● **EXERCISE**: Continue the discussion of local introgression in Mytilus mussels from the last sentence shown, keeping to its subject and style.

● **READING PASSAGE**:

Nevertheless, of 92 highly differentiated loci between M. edulis and M. galloprovincialis (Figure 3), only one was a fixed difference in our sample. Similarly, there was only one fixed difference among 125 highly differentiated loci between M. edulis and M. trossulus (Figure 4). All the other SNPs were found at least once in heterozygous state (grey squares in Figures 3 and 4) and even sometimes as heterospecific homozygotes. Our approach highlights that loci originally claimed to be diagnostic are likely to loose their diagnostic status in a large‐scale assay.
Similar failures of diagnostic loci in Mytilus have already arisen for the widely used Me15/16 marker (also known as Glu‐5') where the ‘E’ allele was observed in M. galloprovincialis (Bierne, et al., 2003; Borsa et al., 1999; Hamer et al., 2012; Wood et al., 2003) and the ‘G’ allele in M. edulis (Bierne, et al., 2003; Kijewski et al., 2009; Luttikhuizen et al., 2002). In Mytilus mussels, therefore, it seems prudent to replace single marker diagnosis with multilocus inference, and our results suggest that 5–10 well chosen loci should be sufficient for this purpose, but not less.
It is unlikely that this situation is unique to mussels. In the highly divergent Ciona tunicate species, C. robusta and C. intestinalis, loci initially assumed to be diagnostic and used to identify hybrids (Bouchemousse et al., 2016; Nydam & Harrison, 2011; Sato et al., 2014) were subsequently found to harbour shared polymorphisms in a multilocus analysis, and heterozygous genotypes were found in parental populations, both at the initially studied markers and at many of the newly designed markers (Bouchemousse et al., 2016). As for the Mytilus system, Ciona species have very high nucleotide diversities and have been shown to go through a history of secondary contact (Roux et al., 2013) resulting in a higher proportion of high frequency derived alleles either shared between populations or private to one population (i.e. top left and bottom right of the unfolded joint allele frequency spectrum) than expected for well isolated and low Ne species.
Enhanced local introgression is widespread and has several possible causes
A notable feature of our data was the appearance of heterospecific alleles that were present at high frequency in one or a small number of populations. These alleles were very common (at least one such allele was found in each population of each lineage of all three species), but were found heterogeneously across the genome (Figures 3 and 4).
Fraïsse et al. (2016) also found this pattern, in their much smaller sample. Furthermore, their use of genome‐wide data, combined with analyses of gene‐genealogies, suggested that the pattern was due to local introgression, rather than, say, incomplete lineage sorting (e.g. the local sweep of a shared ancestral variant). Although our data do not allow us to distinguish between these possibilities, and although both have no doubt taken place, our use of the data of Fraïsse et al. (2016) to choose our SNPs, combined with the finding that these alleles are preferentially found in contiguous populations (Figures 3 and 4), strongly suggest high levels of local introgression in the Mytilus complex (Fraïsse, et al., 2018; Fraïsse, et al., 2018).

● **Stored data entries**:

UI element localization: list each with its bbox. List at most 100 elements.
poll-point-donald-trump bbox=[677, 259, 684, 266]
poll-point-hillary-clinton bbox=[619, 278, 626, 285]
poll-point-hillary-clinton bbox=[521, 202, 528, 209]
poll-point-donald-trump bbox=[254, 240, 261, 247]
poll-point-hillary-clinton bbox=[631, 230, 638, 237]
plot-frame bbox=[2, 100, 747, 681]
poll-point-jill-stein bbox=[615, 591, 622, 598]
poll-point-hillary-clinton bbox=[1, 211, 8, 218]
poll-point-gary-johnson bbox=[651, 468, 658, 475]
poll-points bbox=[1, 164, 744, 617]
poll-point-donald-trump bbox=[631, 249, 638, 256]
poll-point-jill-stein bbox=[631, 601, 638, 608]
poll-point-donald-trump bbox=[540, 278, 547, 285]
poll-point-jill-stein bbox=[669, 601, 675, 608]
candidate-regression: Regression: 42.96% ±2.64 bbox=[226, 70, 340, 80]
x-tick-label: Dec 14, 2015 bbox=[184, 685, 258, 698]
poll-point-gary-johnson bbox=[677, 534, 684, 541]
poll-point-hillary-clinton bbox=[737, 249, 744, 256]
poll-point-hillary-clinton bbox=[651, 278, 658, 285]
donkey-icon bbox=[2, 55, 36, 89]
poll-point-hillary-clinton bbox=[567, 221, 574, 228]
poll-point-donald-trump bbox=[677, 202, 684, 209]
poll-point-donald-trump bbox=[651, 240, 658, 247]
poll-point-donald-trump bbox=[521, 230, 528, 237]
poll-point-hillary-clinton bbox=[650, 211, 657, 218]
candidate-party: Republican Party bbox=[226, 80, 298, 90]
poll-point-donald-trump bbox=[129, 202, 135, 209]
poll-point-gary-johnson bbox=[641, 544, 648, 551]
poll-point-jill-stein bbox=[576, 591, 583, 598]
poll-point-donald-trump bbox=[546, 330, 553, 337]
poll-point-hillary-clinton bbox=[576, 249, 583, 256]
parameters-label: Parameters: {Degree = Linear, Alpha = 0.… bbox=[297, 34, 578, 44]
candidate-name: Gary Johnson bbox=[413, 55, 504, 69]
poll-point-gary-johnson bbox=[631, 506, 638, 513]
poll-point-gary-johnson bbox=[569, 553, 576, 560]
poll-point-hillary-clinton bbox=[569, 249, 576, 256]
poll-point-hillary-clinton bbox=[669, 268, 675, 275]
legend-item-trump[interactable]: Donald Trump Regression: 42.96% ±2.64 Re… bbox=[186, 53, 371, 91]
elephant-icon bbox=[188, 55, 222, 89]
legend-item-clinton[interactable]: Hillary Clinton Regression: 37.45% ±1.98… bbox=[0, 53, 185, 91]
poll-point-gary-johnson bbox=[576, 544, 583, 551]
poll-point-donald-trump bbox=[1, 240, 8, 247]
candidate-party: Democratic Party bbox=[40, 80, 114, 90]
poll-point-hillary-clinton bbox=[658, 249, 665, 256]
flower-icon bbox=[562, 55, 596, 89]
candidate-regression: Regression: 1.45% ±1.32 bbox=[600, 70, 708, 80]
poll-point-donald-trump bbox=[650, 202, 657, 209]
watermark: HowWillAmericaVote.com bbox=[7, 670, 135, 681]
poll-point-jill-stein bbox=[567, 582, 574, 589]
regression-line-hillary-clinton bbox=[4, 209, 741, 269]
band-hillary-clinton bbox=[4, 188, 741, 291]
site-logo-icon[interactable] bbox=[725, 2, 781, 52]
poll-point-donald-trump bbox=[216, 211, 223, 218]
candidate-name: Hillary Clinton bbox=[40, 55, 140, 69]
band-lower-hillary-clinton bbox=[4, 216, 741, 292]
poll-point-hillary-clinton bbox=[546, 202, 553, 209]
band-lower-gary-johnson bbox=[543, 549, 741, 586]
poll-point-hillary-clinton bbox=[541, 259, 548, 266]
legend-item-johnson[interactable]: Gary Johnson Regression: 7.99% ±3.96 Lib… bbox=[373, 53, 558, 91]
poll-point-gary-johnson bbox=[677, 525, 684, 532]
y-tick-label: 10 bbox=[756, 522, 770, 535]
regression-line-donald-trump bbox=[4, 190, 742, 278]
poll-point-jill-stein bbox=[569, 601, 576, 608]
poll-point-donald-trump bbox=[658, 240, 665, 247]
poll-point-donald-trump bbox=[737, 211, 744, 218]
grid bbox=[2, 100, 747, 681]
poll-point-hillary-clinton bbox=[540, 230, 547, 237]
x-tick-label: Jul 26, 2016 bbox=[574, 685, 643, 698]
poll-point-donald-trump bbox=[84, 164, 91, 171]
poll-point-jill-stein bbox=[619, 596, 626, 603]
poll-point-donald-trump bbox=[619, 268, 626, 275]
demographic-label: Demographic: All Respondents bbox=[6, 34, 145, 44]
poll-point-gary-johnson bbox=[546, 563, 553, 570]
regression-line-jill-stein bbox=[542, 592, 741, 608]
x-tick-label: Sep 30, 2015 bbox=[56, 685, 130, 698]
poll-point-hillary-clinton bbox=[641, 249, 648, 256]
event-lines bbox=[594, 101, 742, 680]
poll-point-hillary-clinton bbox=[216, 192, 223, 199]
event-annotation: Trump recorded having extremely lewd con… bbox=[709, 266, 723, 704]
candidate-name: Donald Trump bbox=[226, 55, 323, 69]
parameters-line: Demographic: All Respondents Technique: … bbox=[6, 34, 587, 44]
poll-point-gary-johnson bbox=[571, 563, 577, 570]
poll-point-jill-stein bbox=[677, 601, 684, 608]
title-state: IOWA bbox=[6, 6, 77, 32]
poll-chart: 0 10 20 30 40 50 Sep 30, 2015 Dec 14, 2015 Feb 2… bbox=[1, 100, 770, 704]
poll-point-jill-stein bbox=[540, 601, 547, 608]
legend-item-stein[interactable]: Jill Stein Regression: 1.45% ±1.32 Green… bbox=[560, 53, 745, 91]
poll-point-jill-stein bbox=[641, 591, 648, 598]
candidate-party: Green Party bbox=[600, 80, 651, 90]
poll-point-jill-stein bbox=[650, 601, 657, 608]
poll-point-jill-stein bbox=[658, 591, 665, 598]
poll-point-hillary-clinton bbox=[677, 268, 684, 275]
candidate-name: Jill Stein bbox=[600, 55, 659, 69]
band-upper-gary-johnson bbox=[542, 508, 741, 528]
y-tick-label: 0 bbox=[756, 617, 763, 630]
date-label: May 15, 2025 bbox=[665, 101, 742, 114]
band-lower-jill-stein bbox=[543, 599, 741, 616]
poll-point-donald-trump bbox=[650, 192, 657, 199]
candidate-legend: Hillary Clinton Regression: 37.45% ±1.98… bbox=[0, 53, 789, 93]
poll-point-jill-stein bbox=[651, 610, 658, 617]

● **EXPECTED ANSWER**:
The biogeography of the complex also allowed us to study introgression of a very particular kind: the M. galloprovincialis/M. edulis transition is characterized by near‐continuous intergradation between the Black Sea and Scandinavia, but with genetic barriers to gene flow at multiple points. This leads to a mosaic distribution in several regions. For example, the isolated M. edulis and M. galloprovincialis patches on the Atlantic coast of France are separated by three hybrid zones, in Aquitaine, South Brittany, and Normandy (not sampled in this study) (Bierne, et al., 2003; Hilbish et al., 2012). This structure revealed multiple instances of enhanced local introgression, that is, introgression events that are localized both genomically, and geographically, with allelic variants crossing one barrier to gene flow, but halted at a subsequent barrier (Figure 3).
Three possible mechanisms could explain the heterogeneity of local introgression. First, introgression could be adaptive (Hedrick, 2013; Pardo‐Diaz et al., 2012; Racimo et al., 2017; Staubach et al., 2012). In this case, the fact that introgression was halted at a subsequent barrier could be explained either by an environmental difference (such that the allele was only locally beneficial), or by a very strong barrier (in which case the halting would be transient). However, Fraïsse et al. (2016) found no clear links between the biological function of outlier genes and the environmental conditions of introgressed populations. Alternatively, if the markers are not the direct target of selection—as seems highly plausible (Fraïsse et al., 2016)—a marker might hitchhike through one barrier, but be halted at a second (Barton, 2000; Faure et al., 2008).
A second possibility is that introgression acts to reduce genetic load in the recipient population (Harris & Nielsen, 2016; Juric et al., 2016; Kim et al., 2018). This scenario is similar to adaptive introgression, but emphasises the role of deleterious mutations in the recipient population rather than advantageous mutations in the donor population.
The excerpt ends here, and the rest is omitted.